Records for processing:
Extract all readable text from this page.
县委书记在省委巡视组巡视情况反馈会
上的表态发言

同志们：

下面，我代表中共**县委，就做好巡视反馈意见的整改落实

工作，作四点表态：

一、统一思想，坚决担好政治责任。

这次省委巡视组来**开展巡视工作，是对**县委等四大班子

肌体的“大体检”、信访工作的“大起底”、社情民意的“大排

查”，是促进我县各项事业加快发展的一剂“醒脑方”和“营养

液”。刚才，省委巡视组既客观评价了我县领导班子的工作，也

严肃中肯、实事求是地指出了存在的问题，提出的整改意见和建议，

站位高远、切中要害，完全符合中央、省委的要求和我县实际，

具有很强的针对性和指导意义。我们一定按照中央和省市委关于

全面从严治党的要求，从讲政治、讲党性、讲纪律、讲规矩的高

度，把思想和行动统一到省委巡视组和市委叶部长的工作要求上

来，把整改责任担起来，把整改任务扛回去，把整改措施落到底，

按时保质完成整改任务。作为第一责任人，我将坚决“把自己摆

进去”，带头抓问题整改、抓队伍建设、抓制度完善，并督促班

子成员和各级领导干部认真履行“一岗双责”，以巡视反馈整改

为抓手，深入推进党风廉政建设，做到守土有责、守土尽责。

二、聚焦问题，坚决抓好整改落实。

Goal: Copy the data above in full, character for character.

Exercise result:
Extract all readable text from this page.
县委书记在省委巡视组巡视情况反馈会
上的表态发言

同志们：

下面，我代表中共**县委，就做好巡视反馈意见的整改落实

工作，作四点表态：

一、统一思想，坚决担好政治责任。

这次省委巡视组来**开展巡视工作，是对**县委等四大班子

肌体的“大体检”、信访工作的“大起底”、社情民意的“大排

查”，是促进我县各项事业加快发展的一剂“醒脑方”和“营养

液”。刚才，省委巡视组既客观评价了我县领导班子的工作，也

严肃中肯、实事求是地指出了存在的问题，提出的整改意见和建议，

站位高远、切中要害，完全符合中央、省委的要求和我县实际，

具有很强的针对性和指导意义。我们一定按照中央和省市委关于

全面从严治党的要求，从讲政治、讲党性、讲纪律、讲规矩的高

度，把思想和行动统一到省委巡视组和市委叶部长的工作要求上

来，把整改责任担起来，把整改任务扛回去，把整改措施落到底，

按时保质完成整改任务。作为第一责任人，我将坚决“把自己摆

进去”，带头抓问题整改、抓队伍建设、抓制度完善，并督促班

子成员和各级领导干部认真履行“一岗双责”，以巡视反馈整改

为抓手，深入推进党风廉政建设，做到守土有责、守土尽责。

二、聚焦问题，坚决抓好整改落实。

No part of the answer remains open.